Stored entries

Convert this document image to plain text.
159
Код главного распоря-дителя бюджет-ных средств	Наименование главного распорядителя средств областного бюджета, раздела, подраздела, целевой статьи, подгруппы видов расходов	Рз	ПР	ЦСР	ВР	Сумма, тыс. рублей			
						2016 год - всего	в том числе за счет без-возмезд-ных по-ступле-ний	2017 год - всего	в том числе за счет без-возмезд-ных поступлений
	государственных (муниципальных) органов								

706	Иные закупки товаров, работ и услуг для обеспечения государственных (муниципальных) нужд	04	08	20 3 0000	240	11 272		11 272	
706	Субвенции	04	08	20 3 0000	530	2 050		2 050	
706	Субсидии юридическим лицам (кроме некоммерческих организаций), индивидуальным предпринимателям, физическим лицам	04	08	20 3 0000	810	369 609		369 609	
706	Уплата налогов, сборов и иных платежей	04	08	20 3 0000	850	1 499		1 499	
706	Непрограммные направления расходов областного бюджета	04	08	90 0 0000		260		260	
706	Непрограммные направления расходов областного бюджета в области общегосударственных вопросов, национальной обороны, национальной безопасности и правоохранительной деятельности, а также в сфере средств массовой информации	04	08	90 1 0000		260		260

**Task statement**
Go through the records and copy each line with "муниципальных" in it.

**Solution below**
	государственных (муниципальных) органов								
706	Иные закупки товаров, работ и услуг для обеспечения государственных (муниципальных) нужд	04	08	20 3 0000	240	11 272		11 272	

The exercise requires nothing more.